- **EXERCISE AIM**
Quote, without any change, the line that contains "What data populates" and all lines that follow it to the end of the data below.

- **MATERIAL PROVIDED**
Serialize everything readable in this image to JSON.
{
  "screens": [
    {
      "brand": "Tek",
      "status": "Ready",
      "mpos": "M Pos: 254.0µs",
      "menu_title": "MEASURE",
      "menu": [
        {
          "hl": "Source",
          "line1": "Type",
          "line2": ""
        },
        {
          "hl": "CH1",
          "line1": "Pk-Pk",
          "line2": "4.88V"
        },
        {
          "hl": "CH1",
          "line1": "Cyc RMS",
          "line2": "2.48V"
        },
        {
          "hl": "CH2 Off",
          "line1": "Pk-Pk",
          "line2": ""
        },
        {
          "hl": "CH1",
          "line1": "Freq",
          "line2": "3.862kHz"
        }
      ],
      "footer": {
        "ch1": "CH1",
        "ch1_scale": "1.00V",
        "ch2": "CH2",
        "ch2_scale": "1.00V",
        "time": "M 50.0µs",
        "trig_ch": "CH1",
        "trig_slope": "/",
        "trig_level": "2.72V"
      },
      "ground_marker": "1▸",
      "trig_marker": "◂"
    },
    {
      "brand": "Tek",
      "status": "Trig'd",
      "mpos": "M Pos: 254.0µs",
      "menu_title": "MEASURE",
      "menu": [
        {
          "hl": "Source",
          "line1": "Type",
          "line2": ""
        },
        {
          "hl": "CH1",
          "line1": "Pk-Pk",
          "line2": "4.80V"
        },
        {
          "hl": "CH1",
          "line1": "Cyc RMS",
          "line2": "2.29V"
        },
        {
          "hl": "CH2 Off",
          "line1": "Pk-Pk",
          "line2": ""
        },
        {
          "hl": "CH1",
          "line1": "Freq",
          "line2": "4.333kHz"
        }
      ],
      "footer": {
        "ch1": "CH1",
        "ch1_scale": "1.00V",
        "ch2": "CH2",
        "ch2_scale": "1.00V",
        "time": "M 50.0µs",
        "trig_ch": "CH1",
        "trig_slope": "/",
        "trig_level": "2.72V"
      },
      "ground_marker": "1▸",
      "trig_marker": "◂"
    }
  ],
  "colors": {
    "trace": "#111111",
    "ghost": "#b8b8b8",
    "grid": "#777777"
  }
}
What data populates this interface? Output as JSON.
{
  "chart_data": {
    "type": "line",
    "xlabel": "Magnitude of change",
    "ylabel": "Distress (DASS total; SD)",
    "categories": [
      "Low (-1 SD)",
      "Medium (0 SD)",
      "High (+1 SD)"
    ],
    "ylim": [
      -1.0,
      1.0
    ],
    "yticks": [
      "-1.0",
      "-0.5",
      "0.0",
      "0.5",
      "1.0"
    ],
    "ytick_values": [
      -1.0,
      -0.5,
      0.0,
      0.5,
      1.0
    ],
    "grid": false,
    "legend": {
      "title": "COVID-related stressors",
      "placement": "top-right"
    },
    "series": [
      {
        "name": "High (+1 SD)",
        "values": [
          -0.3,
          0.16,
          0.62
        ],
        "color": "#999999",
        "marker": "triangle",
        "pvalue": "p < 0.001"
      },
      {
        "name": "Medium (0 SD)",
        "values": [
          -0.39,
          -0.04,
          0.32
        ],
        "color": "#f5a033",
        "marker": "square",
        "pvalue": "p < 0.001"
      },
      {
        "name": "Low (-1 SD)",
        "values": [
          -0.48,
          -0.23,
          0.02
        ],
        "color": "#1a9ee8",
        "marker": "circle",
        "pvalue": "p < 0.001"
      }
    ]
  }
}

- **WRITTEN RESPONSE**
What data populates this interface? Output as JSON.
{
  "chart_data": {
    "type": "line",
    "xlabel": "Magnitude of change",
    "ylabel": "Distress (DASS total; SD)",
    "categories": [
      "Low (-1 SD)",
      "Medium (0 SD)",
      "High (+1 SD)"
    ],
    "ylim": [
      -1.0,
      1.0
    ],
    "yticks": [
      "-1.0",
      "-0.5",
      "0.0",
      "0.5",
      "1.0"
    ],
    "ytick_values": [
      -1.0,
      -0.5,
      0.0,
      0.5,
      1.0
    ],
    "grid": false,
    "legend": {
      "title": "COVID-related stressors",
      "placement": "top-right"
    },
    "series": [
      {
        "name": "High (+1 SD)",
        "values": [
          -0.3,
          0.16,
          0.62
        ],
        "color": "#999999",
        "marker": "triangle",
        "pvalue": "p < 0.001"
      },
      {
        "name": "Medium (0 SD)",
        "values": [
          -0.39,
          -0.04,
          0.32
        ],
        "color": "#f5a033",
        "marker": "square",
        "pvalue": "p < 0.001"
      },
      {
        "name": "Low (-1 SD)",
        "values": [
          -0.48,
          -0.23,
          0.02
        ],
        "color": "#1a9ee8",
        "marker": "circle",
        "pvalue": "p < 0.001"
      }
    ]
  }
}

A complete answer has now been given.